The breakup between Travis and Betsy is what drives him off the edge and begins his descent towards mental instability and psychotic rampages. Since Travis is already a weird guy, he of course thinks that taking a woman to an adult movie theater is the perfect way to woo her and of course (and understandably) she breaks up with Travis. As Travis talks to her for what seems to be the last time (according to the voice over), the camera shifts from him being in the light with a telephone to an empty and narrow hall leading towards the darkness outside. He walks into the empty hall and gradually walks away from the audience and into the darkness itself. In his own apartment all his flowers rot and are dead. The visual symbolism almost explains itself for how his love for her is dead and she is now viewed by him as just as cold as everyone else in the world. The smell of the flowers makes him sick and he starts to become a misanthrope.

----------

SET EXERCISE A:
Answer these questions from the passage on Travis and Betsy:
(i) Where does Travis take Betsy on a date?
(ii) What has happened to the flowers in Travis's apartment?
(iii) After the phone call, where does Travis walk?

----------

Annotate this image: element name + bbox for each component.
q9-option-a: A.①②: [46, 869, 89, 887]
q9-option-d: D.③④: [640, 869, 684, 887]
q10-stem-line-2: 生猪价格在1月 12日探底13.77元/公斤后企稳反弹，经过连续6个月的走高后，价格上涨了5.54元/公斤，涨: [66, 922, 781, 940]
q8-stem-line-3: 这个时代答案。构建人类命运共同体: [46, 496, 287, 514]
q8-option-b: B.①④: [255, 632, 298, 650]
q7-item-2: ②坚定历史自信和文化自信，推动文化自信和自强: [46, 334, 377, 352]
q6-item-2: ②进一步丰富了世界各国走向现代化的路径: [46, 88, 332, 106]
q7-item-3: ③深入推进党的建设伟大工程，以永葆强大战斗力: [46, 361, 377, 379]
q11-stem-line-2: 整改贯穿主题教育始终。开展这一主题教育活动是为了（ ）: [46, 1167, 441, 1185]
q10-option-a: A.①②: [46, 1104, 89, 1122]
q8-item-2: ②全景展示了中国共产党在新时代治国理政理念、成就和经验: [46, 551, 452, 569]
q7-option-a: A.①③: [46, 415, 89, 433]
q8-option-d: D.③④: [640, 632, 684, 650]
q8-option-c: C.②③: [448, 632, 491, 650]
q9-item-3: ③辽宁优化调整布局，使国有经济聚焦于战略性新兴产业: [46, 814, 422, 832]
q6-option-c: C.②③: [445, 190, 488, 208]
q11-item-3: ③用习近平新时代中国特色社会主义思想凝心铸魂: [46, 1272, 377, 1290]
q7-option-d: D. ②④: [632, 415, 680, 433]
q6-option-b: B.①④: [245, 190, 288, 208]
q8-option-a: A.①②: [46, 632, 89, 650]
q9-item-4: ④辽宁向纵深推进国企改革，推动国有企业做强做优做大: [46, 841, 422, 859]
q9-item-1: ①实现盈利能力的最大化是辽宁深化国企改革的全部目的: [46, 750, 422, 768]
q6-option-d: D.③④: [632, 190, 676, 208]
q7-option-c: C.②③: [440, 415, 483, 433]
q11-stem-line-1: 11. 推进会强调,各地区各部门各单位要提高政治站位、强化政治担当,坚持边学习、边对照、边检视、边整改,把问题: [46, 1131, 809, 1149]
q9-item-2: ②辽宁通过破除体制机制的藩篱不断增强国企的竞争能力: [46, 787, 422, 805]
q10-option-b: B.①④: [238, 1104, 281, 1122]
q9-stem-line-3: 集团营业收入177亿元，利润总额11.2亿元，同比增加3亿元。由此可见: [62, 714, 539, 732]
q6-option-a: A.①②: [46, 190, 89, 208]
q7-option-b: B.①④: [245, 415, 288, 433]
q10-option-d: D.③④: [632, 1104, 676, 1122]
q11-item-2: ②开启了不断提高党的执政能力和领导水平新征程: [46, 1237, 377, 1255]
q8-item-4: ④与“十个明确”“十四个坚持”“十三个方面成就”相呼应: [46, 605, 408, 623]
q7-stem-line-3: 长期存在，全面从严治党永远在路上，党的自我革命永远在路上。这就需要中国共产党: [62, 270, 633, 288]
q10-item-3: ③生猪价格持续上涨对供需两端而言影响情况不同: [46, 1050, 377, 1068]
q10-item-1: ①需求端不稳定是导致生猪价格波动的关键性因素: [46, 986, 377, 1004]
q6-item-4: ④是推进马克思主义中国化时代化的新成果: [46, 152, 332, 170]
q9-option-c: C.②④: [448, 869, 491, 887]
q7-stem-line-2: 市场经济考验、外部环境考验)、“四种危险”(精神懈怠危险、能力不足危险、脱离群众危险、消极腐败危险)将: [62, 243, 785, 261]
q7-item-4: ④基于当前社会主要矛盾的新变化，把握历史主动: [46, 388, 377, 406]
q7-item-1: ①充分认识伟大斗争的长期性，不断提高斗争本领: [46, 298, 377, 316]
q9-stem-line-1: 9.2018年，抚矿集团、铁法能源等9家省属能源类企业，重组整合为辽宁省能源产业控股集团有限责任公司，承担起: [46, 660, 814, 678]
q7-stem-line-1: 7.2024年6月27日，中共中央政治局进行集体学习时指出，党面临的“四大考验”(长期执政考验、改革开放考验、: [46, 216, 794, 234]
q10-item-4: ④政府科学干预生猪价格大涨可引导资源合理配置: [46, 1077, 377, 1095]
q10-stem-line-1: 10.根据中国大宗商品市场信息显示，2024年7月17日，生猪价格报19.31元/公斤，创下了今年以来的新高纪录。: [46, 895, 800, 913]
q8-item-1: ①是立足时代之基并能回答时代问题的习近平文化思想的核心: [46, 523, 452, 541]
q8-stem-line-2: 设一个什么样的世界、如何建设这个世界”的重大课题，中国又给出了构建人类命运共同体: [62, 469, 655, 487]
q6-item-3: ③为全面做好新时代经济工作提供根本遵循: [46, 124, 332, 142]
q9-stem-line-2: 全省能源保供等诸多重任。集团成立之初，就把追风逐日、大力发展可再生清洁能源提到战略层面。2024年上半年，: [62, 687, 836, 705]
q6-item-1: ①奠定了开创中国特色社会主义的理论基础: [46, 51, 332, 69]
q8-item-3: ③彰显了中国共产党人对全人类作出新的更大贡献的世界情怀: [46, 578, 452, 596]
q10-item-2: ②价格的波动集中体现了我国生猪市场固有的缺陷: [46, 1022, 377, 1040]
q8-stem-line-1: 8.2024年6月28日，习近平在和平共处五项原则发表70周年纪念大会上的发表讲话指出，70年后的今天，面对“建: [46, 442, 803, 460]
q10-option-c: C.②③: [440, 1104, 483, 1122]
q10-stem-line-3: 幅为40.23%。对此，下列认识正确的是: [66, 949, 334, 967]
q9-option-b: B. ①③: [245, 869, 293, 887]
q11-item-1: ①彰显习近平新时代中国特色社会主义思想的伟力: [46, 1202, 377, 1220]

----------

SET EXERCISE B: Update the entries, starting at the first line of the entries and ending at the line containing "q8-option-b: B.①④: [255, 632, 298, 650]", by changing "element name" to "label". Give only those lines.

ANSWER A:
(i) To an adult movie theater.
(ii) They have rotted and are dead.
(iii) Into the empty hall, away from the audience and into the darkness.

ANSWER B:
Annotate this image: label + bbox for each component.
q9-option-a: A.①②: [46, 869, 89, 887]
q9-option-d: D.③④: [640, 869, 684, 887]
q10-stem-line-2: 生猪价格在1月 12日探底13.77元/公斤后企稳反弹，经过连续6个月的走高后，价格上涨了5.54元/公斤，涨: [66, 922, 781, 940]
q8-stem-line-3: 这个时代答案。构建人类命运共同体: [46, 496, 287, 514]
q8-option-b: B.①④: [255, 632, 298, 650]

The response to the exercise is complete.